[Stored records]
****************

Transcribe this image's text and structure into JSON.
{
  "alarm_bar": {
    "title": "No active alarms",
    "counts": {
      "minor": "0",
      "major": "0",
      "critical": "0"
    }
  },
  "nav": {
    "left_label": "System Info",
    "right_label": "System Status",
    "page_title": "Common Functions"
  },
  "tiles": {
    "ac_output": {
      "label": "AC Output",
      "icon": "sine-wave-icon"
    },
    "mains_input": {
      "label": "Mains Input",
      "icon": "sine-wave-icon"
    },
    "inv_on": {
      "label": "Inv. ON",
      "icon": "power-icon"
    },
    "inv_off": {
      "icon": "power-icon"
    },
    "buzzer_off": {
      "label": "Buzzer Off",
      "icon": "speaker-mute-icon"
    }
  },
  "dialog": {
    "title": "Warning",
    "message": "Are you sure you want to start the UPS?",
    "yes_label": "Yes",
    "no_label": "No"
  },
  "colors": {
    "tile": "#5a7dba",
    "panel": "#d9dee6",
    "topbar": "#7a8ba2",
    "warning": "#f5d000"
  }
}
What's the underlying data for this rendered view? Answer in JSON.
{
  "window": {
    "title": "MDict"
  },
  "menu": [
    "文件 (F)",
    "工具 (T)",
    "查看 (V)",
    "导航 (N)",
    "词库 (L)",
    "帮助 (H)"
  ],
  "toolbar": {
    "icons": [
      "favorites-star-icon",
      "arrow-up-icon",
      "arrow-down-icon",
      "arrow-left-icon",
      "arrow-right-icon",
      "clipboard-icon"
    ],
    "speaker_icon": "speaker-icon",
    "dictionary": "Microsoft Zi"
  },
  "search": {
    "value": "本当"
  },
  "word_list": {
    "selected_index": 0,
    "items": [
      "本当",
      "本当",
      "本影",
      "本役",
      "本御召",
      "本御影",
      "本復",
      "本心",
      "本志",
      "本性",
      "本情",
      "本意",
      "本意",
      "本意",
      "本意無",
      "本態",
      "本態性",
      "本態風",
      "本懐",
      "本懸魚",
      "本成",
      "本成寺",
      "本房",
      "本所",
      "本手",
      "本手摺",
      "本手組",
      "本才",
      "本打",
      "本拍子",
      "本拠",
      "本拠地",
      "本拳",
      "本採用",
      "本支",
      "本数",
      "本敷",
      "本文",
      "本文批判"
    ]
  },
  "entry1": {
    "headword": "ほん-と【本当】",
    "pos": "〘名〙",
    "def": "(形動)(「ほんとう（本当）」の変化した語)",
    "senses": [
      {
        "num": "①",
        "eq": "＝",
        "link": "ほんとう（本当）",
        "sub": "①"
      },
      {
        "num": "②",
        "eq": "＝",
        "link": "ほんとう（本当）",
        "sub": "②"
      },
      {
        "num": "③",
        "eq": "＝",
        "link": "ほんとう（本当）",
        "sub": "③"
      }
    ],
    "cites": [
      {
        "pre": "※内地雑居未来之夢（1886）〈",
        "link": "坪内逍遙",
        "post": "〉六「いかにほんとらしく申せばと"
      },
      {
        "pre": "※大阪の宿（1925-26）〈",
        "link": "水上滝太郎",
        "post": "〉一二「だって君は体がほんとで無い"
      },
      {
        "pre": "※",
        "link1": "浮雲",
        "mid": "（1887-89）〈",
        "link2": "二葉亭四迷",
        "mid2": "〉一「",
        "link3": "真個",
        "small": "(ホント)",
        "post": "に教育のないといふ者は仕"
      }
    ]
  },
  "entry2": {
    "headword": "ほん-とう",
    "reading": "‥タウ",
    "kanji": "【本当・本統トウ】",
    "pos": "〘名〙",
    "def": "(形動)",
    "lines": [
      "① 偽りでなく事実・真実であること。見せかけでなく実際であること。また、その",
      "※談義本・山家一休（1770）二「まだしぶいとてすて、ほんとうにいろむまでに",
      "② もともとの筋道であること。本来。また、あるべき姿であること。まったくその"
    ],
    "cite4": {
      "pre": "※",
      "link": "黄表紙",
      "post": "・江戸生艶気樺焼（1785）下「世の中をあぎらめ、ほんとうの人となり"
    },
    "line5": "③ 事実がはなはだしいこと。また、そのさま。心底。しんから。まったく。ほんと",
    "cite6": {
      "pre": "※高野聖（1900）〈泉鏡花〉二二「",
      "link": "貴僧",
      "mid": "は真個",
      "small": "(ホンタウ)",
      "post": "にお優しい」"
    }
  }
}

****************

■ Written request ■
From the entries above, extract each line containing "speaker".

■ Solution to the exercise ■
      "icon": "speaker-mute-icon"
    "speaker_icon": "speaker-icon",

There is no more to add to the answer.